Task to complete
Collect each line of the records containing the string "가져오기".

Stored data

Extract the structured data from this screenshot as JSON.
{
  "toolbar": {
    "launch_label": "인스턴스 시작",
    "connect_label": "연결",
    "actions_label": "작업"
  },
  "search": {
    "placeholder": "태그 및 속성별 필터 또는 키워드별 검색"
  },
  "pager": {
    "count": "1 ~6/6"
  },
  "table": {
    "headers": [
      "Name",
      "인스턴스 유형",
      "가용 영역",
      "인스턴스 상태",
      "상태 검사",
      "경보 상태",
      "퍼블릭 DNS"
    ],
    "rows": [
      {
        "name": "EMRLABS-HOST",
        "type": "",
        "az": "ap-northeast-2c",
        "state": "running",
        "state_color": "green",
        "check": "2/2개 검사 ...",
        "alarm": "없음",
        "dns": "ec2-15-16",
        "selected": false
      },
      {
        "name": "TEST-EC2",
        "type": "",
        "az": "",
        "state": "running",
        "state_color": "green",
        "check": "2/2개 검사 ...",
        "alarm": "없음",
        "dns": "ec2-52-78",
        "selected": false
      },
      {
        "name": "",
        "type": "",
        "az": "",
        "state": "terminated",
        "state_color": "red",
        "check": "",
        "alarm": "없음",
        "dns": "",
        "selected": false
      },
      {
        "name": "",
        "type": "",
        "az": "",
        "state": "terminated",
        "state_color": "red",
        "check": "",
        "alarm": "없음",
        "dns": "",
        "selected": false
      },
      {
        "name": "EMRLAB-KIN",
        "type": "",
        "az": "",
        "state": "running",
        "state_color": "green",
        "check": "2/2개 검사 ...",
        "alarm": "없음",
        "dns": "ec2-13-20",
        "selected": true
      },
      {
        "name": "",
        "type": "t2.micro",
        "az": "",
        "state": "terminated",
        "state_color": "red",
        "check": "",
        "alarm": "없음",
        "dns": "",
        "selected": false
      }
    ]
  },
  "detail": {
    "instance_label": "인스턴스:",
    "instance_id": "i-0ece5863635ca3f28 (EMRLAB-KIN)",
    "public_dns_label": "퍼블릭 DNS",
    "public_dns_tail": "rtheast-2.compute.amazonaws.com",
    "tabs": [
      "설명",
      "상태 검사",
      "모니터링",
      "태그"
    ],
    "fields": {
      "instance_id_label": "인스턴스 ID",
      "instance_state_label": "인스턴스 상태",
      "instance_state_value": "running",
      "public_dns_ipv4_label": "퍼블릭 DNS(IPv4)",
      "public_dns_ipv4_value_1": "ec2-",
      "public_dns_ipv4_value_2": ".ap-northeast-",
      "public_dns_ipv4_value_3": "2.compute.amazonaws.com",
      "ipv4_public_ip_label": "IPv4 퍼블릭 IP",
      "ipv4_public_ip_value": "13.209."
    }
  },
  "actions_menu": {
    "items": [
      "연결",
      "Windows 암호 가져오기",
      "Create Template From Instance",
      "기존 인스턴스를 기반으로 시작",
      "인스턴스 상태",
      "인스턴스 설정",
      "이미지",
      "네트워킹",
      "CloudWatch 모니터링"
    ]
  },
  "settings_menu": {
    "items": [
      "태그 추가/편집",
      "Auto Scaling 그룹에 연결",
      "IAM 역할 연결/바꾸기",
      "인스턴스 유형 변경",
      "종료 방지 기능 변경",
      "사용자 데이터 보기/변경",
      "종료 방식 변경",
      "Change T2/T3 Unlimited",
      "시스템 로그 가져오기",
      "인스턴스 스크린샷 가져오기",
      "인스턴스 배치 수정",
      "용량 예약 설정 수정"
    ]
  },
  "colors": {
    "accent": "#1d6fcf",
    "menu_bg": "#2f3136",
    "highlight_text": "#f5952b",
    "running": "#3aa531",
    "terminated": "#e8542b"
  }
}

Task answer
      "Windows 암호 가져오기",
      "시스템 로그 가져오기",
      "인스턴스 스크린샷 가져오기",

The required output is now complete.